# Set exercise
Can you reproduce the listing below with each "annotation" switched to "callout" and every other character left as it is?

[Layout records]
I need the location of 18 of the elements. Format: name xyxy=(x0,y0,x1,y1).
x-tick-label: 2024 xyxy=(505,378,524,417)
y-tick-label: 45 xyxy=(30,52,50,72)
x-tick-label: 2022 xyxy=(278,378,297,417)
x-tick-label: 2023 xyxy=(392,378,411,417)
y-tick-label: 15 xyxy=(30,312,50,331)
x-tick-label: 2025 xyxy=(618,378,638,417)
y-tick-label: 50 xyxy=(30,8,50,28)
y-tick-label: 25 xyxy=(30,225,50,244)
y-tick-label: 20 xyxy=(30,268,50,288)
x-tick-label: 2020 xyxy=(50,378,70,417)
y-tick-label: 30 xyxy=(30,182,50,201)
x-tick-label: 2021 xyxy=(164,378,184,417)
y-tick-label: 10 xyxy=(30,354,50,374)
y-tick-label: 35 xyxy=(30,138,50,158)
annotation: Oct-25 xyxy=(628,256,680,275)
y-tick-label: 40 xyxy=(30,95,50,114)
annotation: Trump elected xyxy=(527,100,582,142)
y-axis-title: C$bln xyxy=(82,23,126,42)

# The solution
I need the location of 18 of the elements. Format: name xyxy=(x0,y0,x1,y1).
x-tick-label: 2024 xyxy=(505,378,524,417)
y-tick-label: 45 xyxy=(30,52,50,72)
x-tick-label: 2022 xyxy=(278,378,297,417)
x-tick-label: 2023 xyxy=(392,378,411,417)
y-tick-label: 15 xyxy=(30,312,50,331)
x-tick-label: 2025 xyxy=(618,378,638,417)
y-tick-label: 50 xyxy=(30,8,50,28)
y-tick-label: 25 xyxy=(30,225,50,244)
y-tick-label: 20 xyxy=(30,268,50,288)
x-tick-label: 2020 xyxy=(50,378,70,417)
y-tick-label: 30 xyxy=(30,182,50,201)
x-tick-label: 2021 xyxy=(164,378,184,417)
y-tick-label: 10 xyxy=(30,354,50,374)
y-tick-label: 35 xyxy=(30,138,50,158)
callout: Oct-25 xyxy=(628,256,680,275)
y-tick-label: 40 xyxy=(30,95,50,114)
callout: Trump elected xyxy=(527,100,582,142)
y-axis-title: C$bln xyxy=(82,23,126,42)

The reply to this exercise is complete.